# [THE DATA]
▼▼▼

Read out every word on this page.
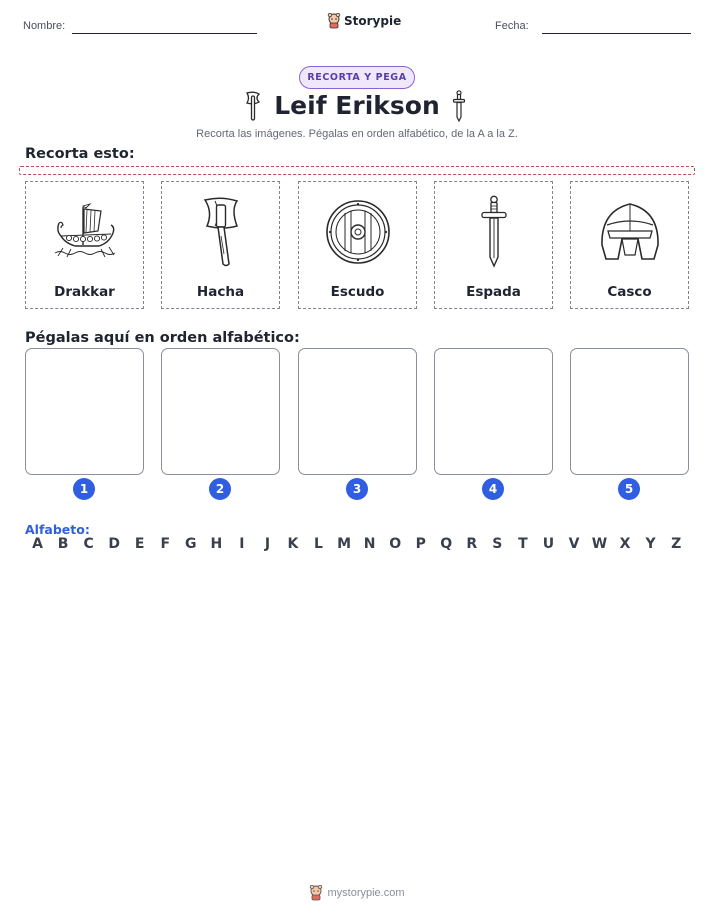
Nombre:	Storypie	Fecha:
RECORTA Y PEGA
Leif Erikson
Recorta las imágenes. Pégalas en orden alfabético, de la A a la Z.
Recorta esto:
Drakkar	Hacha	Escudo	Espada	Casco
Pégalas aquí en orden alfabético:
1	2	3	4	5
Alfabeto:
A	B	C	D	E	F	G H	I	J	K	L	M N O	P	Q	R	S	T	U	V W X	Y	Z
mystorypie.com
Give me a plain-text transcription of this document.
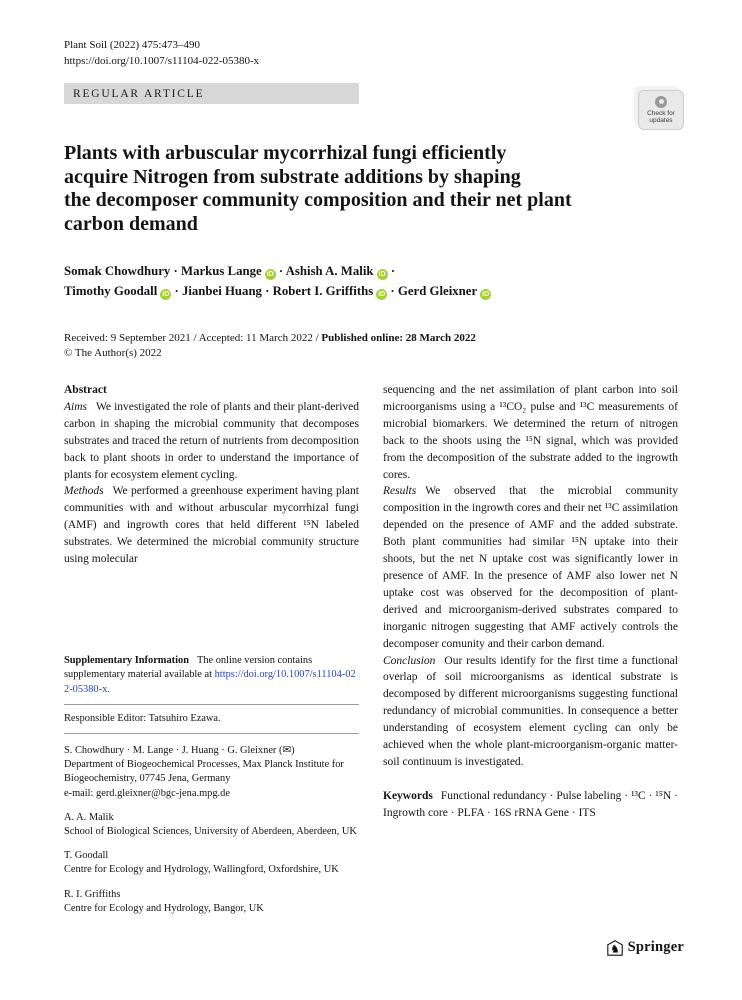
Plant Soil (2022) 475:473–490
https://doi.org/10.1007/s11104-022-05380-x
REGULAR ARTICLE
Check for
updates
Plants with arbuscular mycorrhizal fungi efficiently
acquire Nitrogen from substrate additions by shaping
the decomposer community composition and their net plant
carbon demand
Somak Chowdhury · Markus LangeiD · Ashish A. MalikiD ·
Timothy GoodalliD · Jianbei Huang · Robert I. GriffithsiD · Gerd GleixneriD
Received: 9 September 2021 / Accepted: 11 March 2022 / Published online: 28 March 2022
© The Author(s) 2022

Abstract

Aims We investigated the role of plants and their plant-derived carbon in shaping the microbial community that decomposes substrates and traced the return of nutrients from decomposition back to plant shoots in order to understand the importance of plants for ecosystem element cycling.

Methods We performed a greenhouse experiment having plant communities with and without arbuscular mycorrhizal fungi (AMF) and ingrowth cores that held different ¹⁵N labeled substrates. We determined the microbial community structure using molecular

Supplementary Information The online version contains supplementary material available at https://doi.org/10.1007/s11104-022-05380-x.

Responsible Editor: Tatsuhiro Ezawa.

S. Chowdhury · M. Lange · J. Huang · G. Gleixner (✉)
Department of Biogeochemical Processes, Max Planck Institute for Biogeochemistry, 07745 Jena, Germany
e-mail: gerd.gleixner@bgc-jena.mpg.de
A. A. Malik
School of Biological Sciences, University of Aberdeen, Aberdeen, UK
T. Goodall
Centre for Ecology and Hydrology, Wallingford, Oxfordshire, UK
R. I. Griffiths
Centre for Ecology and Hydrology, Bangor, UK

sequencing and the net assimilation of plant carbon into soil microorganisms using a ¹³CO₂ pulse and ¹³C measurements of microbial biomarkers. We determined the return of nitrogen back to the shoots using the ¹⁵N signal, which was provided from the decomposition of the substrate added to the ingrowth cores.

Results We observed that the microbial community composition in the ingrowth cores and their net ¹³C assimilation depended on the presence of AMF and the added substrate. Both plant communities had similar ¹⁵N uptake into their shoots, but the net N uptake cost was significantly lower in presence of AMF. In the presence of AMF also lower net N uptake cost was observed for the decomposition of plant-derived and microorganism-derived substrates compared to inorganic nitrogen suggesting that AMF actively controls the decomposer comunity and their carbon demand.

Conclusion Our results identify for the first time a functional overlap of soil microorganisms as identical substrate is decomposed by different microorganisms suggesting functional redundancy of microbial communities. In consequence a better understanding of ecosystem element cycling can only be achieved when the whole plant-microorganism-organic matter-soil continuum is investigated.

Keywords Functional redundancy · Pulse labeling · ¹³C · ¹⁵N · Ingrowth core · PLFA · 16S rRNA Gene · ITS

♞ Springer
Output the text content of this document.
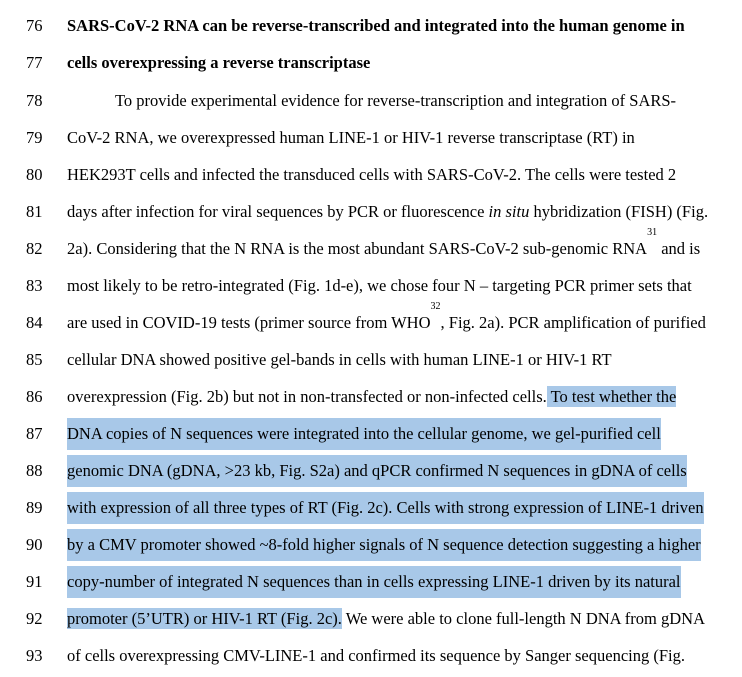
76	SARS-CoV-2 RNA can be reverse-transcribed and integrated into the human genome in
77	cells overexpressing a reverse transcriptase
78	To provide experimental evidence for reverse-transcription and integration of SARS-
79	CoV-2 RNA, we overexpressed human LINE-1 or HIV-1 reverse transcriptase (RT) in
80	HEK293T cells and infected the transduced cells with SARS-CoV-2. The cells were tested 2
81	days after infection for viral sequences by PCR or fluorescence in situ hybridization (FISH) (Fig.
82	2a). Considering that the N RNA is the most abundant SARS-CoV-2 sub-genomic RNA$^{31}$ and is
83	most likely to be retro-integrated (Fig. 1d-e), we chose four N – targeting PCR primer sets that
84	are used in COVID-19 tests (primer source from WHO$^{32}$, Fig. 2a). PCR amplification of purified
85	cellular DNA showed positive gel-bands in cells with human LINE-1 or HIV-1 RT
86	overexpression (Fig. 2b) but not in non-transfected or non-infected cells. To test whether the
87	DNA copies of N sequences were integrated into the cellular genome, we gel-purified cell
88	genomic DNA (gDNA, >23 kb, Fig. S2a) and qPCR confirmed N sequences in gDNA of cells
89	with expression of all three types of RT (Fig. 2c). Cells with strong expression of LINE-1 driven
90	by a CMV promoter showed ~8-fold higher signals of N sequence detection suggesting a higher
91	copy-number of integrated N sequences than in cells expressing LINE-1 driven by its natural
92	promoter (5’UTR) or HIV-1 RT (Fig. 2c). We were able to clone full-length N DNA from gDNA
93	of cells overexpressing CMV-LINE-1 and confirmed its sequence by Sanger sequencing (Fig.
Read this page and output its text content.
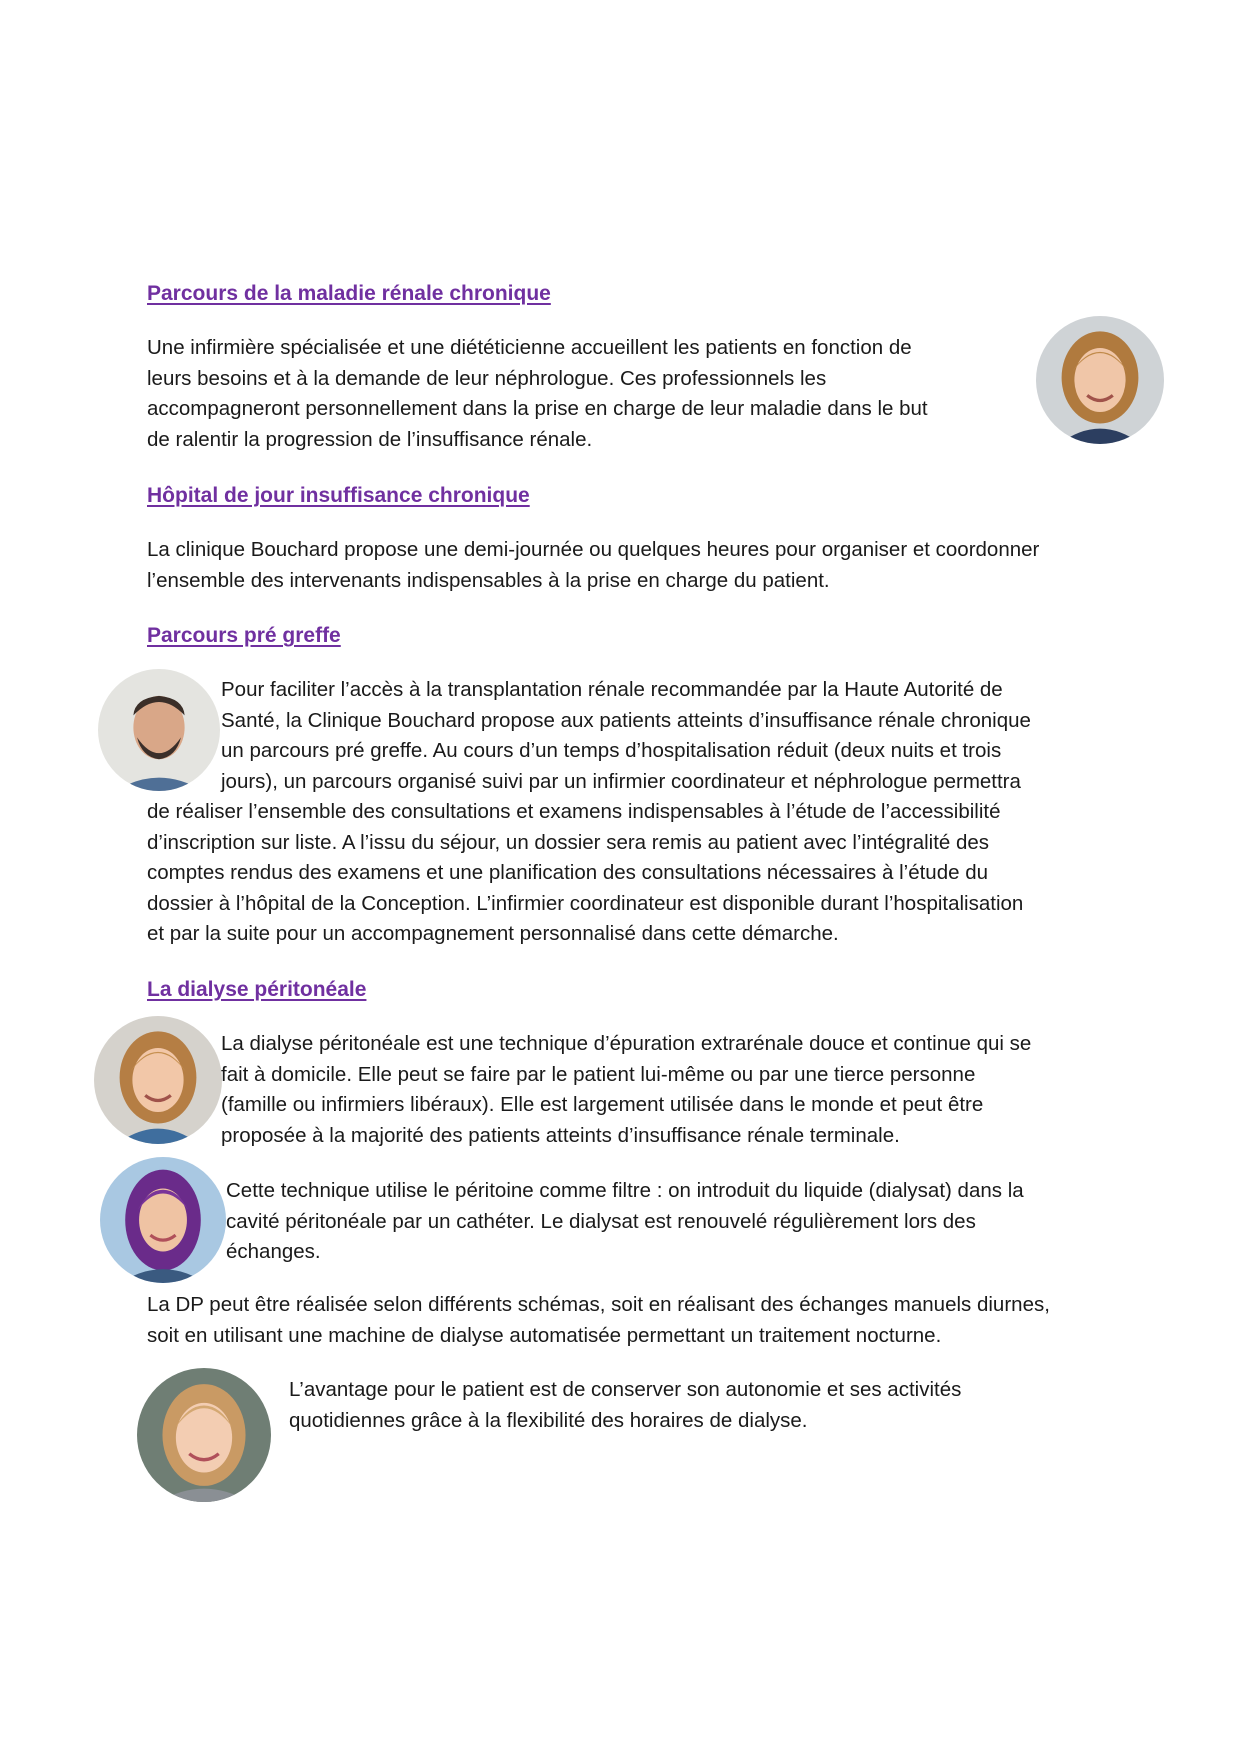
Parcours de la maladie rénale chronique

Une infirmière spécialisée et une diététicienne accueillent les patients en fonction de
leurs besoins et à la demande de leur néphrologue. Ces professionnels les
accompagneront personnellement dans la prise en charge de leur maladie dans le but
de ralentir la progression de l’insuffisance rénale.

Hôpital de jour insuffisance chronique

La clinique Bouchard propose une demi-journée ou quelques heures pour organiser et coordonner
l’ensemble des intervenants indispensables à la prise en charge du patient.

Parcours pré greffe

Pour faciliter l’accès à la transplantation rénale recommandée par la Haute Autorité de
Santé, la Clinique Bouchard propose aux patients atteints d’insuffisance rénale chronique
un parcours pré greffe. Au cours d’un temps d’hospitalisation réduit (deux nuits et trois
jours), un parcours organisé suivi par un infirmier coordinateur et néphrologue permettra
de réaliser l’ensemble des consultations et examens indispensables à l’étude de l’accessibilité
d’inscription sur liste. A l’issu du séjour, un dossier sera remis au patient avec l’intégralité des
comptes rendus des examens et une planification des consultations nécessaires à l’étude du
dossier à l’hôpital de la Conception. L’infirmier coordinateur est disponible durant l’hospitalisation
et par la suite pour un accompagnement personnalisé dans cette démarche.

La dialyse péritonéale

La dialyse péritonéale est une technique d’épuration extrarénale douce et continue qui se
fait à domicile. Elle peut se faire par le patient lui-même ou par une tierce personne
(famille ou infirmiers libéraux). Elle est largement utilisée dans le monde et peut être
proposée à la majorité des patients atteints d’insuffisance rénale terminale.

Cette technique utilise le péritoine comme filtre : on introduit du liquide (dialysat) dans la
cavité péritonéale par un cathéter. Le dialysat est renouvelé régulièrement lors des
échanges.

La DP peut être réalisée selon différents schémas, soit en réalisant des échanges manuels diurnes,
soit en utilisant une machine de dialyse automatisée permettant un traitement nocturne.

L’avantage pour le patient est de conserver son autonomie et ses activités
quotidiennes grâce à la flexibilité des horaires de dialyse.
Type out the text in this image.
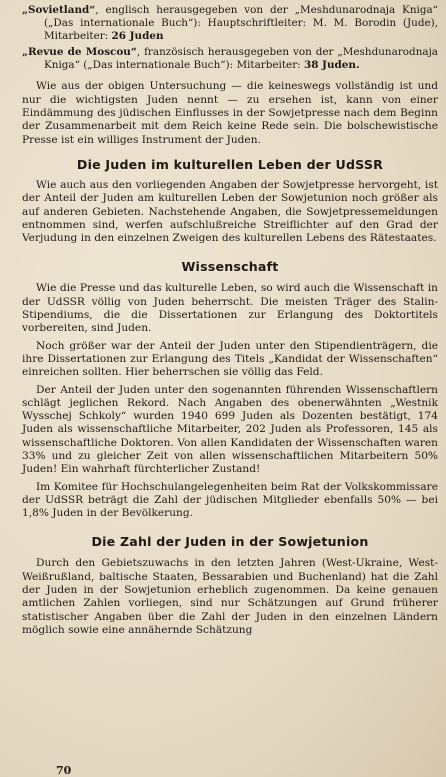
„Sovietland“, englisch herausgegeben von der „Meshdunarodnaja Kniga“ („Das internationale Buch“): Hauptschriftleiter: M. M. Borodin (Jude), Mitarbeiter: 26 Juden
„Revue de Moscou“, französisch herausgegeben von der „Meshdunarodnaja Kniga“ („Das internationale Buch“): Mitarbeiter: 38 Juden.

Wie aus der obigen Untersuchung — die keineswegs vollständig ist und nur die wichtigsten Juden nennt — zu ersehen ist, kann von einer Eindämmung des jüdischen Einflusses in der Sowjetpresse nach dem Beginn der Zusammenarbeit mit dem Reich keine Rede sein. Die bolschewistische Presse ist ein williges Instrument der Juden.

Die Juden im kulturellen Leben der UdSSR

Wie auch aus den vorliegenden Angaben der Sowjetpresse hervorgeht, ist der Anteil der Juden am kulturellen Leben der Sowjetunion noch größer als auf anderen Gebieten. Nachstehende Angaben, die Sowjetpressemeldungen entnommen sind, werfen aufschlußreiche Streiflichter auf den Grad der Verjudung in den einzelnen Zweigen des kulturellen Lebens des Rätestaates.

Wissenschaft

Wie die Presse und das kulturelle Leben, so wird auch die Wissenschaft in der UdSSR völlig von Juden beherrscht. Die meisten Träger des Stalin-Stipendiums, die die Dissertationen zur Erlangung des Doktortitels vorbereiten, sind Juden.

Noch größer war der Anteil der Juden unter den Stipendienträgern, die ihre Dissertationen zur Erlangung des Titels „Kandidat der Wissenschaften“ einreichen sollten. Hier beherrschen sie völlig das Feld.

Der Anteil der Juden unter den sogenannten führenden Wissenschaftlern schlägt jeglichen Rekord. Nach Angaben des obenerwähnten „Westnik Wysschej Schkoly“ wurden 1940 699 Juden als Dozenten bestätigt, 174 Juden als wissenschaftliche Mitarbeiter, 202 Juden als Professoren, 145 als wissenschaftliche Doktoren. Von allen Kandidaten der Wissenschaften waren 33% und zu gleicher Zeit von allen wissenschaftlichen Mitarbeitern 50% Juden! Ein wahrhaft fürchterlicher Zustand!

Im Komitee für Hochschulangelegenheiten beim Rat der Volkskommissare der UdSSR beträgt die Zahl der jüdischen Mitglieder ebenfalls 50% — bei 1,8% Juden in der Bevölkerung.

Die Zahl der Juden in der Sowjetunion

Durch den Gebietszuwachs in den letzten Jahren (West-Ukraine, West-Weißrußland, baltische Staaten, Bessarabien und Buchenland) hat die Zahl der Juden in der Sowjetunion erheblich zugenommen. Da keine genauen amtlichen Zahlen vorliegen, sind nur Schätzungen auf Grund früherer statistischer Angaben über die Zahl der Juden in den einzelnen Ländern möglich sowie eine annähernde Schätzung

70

▲▲▲

Your reply should be one number, the count of lines in the data that include the word "orden".

# [ANSWER BOX]
2